Stored rows
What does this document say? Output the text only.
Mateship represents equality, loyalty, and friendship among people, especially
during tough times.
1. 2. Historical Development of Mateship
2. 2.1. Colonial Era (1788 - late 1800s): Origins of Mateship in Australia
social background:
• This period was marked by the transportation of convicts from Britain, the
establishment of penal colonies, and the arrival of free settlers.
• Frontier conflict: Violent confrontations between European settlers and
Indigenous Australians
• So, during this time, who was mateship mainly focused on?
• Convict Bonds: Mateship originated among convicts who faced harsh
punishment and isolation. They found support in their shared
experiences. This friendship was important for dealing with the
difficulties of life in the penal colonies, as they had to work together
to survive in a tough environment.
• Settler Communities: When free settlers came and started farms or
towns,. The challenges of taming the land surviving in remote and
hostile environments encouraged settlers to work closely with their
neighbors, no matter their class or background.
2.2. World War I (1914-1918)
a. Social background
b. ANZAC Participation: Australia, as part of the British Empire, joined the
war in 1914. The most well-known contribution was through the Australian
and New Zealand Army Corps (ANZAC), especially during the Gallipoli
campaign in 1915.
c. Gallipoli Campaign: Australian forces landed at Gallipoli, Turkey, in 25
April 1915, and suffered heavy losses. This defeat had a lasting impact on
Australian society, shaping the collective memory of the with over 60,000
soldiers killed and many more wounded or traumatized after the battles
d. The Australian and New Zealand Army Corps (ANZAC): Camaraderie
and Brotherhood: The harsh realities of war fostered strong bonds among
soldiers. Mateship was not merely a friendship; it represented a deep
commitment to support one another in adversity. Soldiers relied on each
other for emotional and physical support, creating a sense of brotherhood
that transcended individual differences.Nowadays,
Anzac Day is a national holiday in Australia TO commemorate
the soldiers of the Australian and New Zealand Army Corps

--

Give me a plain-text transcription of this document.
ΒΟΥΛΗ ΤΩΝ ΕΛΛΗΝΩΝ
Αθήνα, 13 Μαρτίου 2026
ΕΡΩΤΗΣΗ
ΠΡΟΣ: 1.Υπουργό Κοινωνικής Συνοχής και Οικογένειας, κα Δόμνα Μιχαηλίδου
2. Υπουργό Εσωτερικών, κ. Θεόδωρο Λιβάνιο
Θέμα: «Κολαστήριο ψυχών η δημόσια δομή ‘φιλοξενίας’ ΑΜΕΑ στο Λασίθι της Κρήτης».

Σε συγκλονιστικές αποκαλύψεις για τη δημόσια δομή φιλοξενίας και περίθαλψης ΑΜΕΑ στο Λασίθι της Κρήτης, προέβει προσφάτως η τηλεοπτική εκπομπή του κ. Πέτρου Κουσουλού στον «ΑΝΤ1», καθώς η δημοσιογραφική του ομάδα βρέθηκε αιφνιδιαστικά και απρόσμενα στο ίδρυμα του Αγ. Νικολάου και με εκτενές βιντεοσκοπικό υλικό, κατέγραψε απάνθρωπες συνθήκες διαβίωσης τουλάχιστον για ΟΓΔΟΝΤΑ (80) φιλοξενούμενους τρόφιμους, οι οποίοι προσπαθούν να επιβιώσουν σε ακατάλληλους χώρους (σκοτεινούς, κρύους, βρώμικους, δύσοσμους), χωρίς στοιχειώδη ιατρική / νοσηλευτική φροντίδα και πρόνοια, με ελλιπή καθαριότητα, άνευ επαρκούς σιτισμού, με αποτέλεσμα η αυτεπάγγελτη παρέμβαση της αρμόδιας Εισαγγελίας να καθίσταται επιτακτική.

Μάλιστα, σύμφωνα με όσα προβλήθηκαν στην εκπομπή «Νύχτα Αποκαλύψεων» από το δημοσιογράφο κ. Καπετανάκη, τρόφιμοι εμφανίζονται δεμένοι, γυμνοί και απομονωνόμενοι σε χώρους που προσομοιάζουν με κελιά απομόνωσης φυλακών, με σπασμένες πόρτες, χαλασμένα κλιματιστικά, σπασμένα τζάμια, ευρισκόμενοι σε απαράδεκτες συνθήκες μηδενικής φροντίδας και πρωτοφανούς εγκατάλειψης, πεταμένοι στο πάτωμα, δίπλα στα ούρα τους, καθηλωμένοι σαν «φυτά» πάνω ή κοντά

Exercise brief
Search the listing for the string "colonies". Copy each line where it turns up.

Problem solution
establishment of penal colonies, and the arrival of free settlers.
difficulties of life in the penal colonies, as they had to work together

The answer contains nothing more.